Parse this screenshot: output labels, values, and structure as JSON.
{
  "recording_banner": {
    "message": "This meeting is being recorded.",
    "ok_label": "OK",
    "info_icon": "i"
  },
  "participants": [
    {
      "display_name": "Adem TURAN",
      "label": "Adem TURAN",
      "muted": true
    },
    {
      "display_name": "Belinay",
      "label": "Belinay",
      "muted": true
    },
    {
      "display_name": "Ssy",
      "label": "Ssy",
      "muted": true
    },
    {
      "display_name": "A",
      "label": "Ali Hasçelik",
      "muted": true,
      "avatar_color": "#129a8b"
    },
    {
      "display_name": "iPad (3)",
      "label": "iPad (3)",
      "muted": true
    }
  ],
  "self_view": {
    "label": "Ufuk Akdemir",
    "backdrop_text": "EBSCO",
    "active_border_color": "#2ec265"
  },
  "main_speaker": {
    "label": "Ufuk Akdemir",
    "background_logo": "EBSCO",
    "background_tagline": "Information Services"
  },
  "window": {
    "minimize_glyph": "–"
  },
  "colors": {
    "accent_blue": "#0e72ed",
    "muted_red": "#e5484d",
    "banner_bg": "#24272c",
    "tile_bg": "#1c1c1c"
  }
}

= = =

Every entry above needs to be quoted exactly.

Parse this screenshot: output labels, values, and structure as JSON.
{
  "recording_banner": {
    "message": "This meeting is being recorded.",
    "ok_label": "OK",
    "info_icon": "i"
  },
  "participants": [
    {
      "display_name": "Adem TURAN",
      "label": "Adem TURAN",
      "muted": true
    },
    {
      "display_name": "Belinay",
      "label": "Belinay",
      "muted": true
    },
    {
      "display_name": "Ssy",
      "label": "Ssy",
      "muted": true
    },
    {
      "display_name": "A",
      "label": "Ali Hasçelik",
      "muted": true,
      "avatar_color": "#129a8b"
    },
    {
      "display_name": "iPad (3)",
      "label": "iPad (3)",
      "muted": true
    }
  ],
  "self_view": {
    "label": "Ufuk Akdemir",
    "backdrop_text": "EBSCO",
    "active_border_color": "#2ec265"
  },
  "main_speaker": {
    "label": "Ufuk Akdemir",
    "background_logo": "EBSCO",
    "background_tagline": "Information Services"
  },
  "window": {
    "minimize_glyph": "–"
  },
  "colors": {
    "accent_blue": "#0e72ed",
    "muted_red": "#e5484d",
    "banner_bg": "#24272c",
    "tile_bg": "#1c1c1c"
  }
}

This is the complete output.